To be done: Filter the data for lines with the word "Save", then copy every line so identified.

Supplied entries:
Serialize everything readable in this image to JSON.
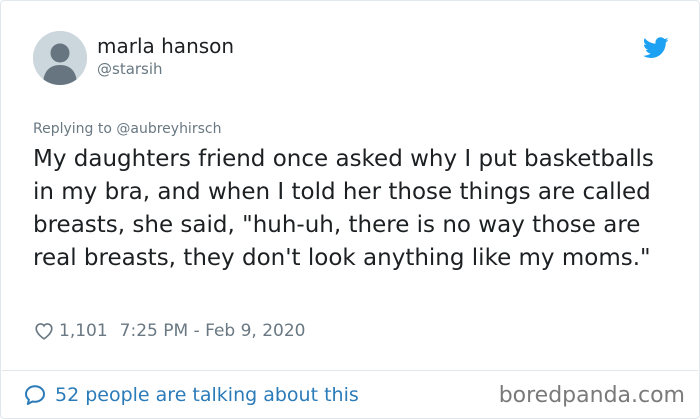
{
  "user": {
    "display_name": "marla hanson",
    "handle": "@starsih",
    "avatar_icon": "default-avatar-icon"
  },
  "brand_icon": "twitter-bird-icon",
  "brand_color": "#1da1f2",
  "reply": {
    "text": "Replying to @aubreyhirsch"
  },
  "tweet": {
    "text": "My daughters friend once asked why I put basketballs in my bra, and when I told her those things are called breasts, she said, \"huh-uh, there is no way those are real breasts, they don't look anything like my moms.\""
  },
  "meta": {
    "like_icon": "heart-outline-icon",
    "likes": "1,101",
    "timestamp": "7:25 PM - Feb 9, 2020"
  },
  "footer": {
    "icon": "speech-bubble-icon",
    "conversation_text": "52 people are talking about this",
    "link_color": "#2b7bb9"
  },
  "watermark": {
    "text": "boredpanda.com"
  }
}
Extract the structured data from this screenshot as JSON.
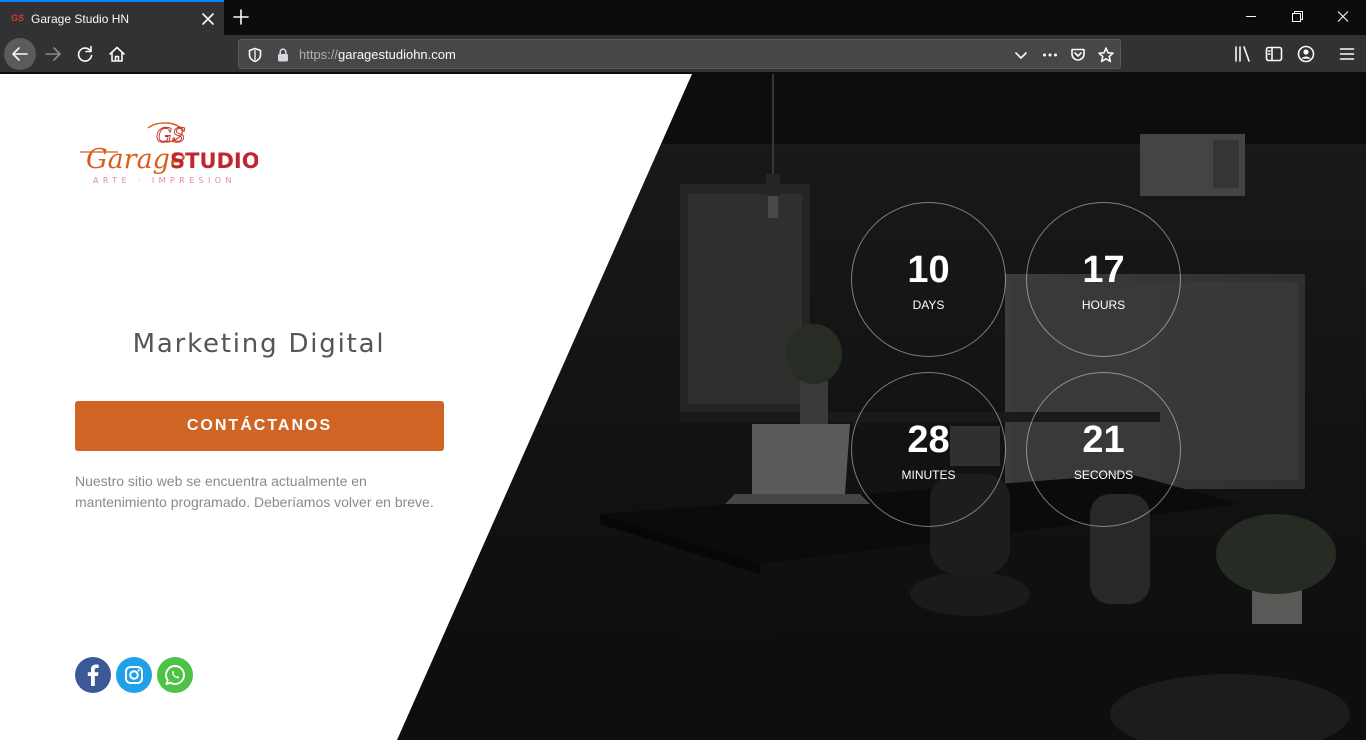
{
  "browser": {
    "tab_title": "Garage Studio HN",
    "tab_favicon": "GS",
    "url_protocol": "https://",
    "url_host": "garagestudiohn.com"
  },
  "icons": {
    "tab_close": "close-icon",
    "new_tab": "plus-icon",
    "back": "arrow-left-icon",
    "forward": "arrow-right-icon",
    "reload": "reload-icon",
    "home": "home-icon",
    "shield": "shield-icon",
    "lock": "lock-icon",
    "dropdown": "chevron-down-icon",
    "more": "ellipsis-icon",
    "pocket": "pocket-icon",
    "bookmark": "star-icon",
    "library": "library-icon",
    "sidebar": "sidebar-icon",
    "account": "account-icon",
    "menu": "hamburger-icon"
  },
  "colors": {
    "accent": "#cf6424",
    "brand_red": "#c0272d",
    "brand_orange": "#d85e1e",
    "facebook": "#3b5998",
    "instagram": "#1ea1e9",
    "whatsapp": "#4dc247"
  },
  "logo": {
    "initials": "GS",
    "script": "Garage",
    "bold": "STUDIO",
    "sub": "ARTE · IMPRESION"
  },
  "hero": {
    "tagline": "Marketing Digital",
    "cta_label": "CONTÁCTANOS",
    "notice": "Nuestro sitio web se encuentra actualmente en mantenimiento programado. Deberíamos volver en breve."
  },
  "countdown": [
    {
      "value": "10",
      "label": "DAYS"
    },
    {
      "value": "17",
      "label": "HOURS"
    },
    {
      "value": "28",
      "label": "MINUTES"
    },
    {
      "value": "21",
      "label": "SECONDS"
    }
  ],
  "social": [
    "facebook-icon",
    "instagram-icon",
    "whatsapp-icon"
  ]
}
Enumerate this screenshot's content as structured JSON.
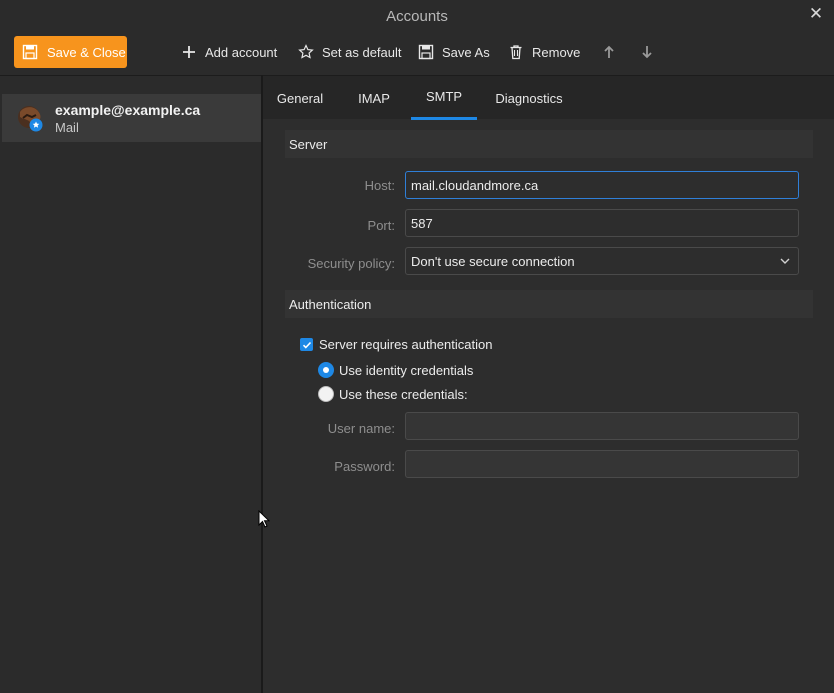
{
  "window": {
    "title": "Accounts",
    "close_glyph": "✕"
  },
  "toolbar": {
    "save_close": "Save & Close",
    "add_account": "Add account",
    "set_default": "Set as default",
    "save_as": "Save As",
    "remove": "Remove",
    "accent": "#f7941d"
  },
  "sidebar": {
    "accounts": [
      {
        "email": "example@example.ca",
        "type": "Mail"
      }
    ]
  },
  "tabs": [
    {
      "label": "General"
    },
    {
      "label": "IMAP"
    },
    {
      "label": "SMTP",
      "active": true
    },
    {
      "label": "Diagnostics"
    }
  ],
  "server": {
    "heading": "Server",
    "host_label": "Host:",
    "host_value": "mail.cloudandmore.ca",
    "port_label": "Port:",
    "port_value": "587",
    "security_label": "Security policy:",
    "security_value": "Don't use secure connection"
  },
  "auth": {
    "heading": "Authentication",
    "requires_auth": "Server requires authentication",
    "requires_auth_checked": true,
    "use_identity": "Use identity credentials",
    "use_identity_selected": true,
    "use_these": "Use these credentials:",
    "use_these_selected": false,
    "username_label": "User name:",
    "username_value": "",
    "password_label": "Password:",
    "password_value": ""
  },
  "colors": {
    "selection": "#1e88e5",
    "background": "#2b2b2b"
  }
}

Exercise result:
    "save_close": "Save & Close",
    "save_as": "Save As",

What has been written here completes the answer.